YOUR INSTRUCTIONS →
Below are entries. Pull out all lines containing "text".

Data entries
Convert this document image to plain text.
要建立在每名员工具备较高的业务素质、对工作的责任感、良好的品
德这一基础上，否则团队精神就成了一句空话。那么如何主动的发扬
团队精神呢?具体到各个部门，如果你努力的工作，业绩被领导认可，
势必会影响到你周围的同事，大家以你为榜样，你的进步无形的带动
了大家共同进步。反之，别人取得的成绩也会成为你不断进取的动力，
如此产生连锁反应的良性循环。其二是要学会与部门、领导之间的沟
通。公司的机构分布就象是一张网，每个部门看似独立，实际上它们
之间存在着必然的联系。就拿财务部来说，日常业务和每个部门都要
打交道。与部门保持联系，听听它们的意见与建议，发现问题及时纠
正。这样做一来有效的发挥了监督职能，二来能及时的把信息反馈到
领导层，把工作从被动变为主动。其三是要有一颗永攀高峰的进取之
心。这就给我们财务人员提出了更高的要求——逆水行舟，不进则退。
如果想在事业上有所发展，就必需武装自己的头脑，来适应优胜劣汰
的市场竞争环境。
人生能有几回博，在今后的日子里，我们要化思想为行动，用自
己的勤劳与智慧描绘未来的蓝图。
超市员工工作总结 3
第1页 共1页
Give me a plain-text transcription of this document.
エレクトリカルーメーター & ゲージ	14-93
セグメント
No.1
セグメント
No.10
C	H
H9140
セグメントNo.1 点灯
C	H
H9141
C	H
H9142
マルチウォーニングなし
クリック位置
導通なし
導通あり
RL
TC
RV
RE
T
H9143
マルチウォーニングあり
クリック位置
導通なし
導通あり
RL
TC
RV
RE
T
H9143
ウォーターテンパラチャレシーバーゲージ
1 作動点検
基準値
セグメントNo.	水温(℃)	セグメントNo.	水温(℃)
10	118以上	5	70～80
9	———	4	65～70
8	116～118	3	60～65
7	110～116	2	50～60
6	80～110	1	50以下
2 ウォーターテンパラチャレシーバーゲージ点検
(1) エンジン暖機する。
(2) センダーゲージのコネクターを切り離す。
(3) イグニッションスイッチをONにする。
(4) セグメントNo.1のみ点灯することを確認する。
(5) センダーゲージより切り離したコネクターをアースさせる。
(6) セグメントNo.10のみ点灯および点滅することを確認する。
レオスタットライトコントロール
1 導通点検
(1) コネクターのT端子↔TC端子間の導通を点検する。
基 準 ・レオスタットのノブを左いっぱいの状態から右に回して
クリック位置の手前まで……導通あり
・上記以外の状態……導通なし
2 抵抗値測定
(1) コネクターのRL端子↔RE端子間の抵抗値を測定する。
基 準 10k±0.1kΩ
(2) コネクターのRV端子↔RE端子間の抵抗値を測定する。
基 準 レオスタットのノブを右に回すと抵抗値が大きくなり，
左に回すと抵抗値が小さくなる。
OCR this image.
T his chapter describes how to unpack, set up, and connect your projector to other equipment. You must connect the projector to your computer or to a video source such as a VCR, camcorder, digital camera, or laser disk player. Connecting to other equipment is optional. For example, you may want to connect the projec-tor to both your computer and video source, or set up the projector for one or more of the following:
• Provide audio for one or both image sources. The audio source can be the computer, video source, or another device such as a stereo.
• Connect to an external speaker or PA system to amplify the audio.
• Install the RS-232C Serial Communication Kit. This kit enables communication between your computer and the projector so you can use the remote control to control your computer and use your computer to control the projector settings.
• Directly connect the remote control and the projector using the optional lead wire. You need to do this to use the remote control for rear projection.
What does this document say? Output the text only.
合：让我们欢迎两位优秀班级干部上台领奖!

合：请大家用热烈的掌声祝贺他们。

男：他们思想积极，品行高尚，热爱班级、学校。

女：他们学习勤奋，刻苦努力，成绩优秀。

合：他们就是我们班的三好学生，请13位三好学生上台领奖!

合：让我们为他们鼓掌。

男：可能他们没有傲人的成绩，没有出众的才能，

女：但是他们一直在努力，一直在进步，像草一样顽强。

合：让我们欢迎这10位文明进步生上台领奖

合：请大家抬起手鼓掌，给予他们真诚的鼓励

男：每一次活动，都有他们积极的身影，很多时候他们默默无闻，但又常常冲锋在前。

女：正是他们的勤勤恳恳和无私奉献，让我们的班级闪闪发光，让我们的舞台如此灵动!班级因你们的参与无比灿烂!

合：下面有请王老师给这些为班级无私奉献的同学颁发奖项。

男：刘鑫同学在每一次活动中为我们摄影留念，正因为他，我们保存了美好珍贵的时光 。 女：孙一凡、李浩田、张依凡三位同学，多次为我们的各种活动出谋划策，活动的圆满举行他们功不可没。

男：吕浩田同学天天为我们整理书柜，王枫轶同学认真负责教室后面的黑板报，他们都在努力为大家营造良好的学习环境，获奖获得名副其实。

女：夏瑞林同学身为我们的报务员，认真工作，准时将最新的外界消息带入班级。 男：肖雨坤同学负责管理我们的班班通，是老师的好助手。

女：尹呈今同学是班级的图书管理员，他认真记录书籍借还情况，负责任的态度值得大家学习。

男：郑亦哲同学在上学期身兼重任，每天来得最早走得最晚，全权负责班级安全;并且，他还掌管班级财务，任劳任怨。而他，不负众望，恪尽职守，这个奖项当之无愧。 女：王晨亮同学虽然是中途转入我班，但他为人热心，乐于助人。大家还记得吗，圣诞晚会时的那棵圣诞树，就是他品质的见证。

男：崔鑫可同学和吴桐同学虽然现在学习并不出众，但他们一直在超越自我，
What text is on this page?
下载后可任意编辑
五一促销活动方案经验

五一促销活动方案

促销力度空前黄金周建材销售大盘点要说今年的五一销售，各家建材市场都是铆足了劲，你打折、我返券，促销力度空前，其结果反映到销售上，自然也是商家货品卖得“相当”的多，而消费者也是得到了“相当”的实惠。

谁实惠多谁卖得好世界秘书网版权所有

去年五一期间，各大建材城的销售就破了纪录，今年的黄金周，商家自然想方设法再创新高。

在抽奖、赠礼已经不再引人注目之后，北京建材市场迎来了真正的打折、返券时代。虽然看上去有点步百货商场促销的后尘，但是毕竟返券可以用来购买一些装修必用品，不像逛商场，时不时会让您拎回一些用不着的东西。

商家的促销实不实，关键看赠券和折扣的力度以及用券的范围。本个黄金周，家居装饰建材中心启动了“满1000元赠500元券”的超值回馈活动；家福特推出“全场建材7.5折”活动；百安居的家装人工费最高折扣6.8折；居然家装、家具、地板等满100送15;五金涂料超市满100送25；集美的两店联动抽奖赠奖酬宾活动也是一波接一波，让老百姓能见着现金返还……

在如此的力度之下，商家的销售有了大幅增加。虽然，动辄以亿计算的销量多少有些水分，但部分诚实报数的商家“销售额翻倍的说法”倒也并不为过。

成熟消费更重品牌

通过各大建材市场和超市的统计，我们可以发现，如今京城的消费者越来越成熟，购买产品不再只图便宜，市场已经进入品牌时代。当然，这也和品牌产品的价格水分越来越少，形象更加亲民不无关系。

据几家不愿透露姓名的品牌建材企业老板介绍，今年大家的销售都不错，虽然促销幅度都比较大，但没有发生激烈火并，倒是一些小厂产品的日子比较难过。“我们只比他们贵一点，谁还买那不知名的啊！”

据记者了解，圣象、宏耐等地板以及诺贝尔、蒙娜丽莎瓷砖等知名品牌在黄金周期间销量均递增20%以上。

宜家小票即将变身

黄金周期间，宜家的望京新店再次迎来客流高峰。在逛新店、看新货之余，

OUTPUT →
Convert this document image to plain text.
Give me a plain-text transcription of this document.
What does this document say? Output the text only.
What text is on this page?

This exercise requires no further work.